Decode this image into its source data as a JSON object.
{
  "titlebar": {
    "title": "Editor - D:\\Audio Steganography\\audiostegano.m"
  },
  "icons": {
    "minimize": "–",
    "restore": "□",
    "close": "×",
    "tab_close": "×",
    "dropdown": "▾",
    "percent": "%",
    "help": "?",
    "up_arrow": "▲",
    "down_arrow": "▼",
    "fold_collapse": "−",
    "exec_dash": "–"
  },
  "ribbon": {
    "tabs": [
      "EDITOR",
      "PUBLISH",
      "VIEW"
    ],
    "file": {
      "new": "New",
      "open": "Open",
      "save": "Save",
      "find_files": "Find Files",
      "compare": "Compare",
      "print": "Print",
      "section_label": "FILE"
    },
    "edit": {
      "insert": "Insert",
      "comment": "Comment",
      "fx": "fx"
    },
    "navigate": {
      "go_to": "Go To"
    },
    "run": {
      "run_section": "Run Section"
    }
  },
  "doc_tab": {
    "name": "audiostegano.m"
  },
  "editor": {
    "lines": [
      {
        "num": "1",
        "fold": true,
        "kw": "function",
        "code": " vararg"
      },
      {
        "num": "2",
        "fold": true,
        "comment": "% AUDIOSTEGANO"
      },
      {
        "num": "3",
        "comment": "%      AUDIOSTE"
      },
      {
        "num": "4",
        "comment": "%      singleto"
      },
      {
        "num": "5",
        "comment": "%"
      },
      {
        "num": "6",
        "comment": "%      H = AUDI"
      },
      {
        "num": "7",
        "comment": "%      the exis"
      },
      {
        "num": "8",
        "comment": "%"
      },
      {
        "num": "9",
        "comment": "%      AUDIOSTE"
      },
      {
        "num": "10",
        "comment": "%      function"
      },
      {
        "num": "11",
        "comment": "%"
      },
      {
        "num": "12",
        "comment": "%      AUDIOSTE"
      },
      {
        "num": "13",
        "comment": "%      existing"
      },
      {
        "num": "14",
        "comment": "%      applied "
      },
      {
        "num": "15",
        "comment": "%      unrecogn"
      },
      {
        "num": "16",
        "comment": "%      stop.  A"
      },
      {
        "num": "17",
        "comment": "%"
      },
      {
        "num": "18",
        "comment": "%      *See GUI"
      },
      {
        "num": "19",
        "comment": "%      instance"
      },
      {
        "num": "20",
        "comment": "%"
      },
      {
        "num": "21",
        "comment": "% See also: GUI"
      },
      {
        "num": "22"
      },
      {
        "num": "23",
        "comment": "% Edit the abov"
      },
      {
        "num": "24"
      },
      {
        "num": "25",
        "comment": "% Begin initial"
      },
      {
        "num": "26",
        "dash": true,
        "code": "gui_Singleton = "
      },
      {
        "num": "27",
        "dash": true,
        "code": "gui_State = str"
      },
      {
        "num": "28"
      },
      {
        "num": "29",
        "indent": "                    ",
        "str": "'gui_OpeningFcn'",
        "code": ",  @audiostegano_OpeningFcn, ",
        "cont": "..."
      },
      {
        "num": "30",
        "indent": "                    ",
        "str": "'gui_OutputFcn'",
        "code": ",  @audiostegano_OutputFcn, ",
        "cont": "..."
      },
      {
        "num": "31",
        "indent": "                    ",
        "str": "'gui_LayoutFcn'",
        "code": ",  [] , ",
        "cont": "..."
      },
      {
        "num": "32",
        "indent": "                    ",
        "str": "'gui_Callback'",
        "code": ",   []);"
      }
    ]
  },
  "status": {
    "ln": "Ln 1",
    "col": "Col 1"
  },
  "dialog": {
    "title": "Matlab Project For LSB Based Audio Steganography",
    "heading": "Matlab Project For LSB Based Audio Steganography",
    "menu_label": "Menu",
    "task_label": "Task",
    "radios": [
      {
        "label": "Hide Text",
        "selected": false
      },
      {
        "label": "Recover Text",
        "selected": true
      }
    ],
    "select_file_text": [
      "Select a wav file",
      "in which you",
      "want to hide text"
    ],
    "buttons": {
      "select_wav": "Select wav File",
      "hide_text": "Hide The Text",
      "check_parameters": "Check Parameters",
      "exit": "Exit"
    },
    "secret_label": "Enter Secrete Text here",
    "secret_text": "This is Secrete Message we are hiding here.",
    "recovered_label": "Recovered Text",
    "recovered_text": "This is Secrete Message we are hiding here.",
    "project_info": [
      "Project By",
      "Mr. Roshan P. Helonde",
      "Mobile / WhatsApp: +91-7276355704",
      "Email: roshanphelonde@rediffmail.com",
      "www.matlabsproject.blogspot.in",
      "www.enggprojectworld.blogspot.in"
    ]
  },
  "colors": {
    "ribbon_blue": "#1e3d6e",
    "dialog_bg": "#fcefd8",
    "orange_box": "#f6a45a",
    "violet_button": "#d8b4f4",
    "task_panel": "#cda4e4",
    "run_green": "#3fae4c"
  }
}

§ **Short task**:
Copy out every line that includes the word "here".

§ **Result of the exercise**:
    "secret_label": "Enter Secrete Text here",
    "secret_text": "This is Secrete Message we are hiding here.",
    "recovered_text": "This is Secrete Message we are hiding here.",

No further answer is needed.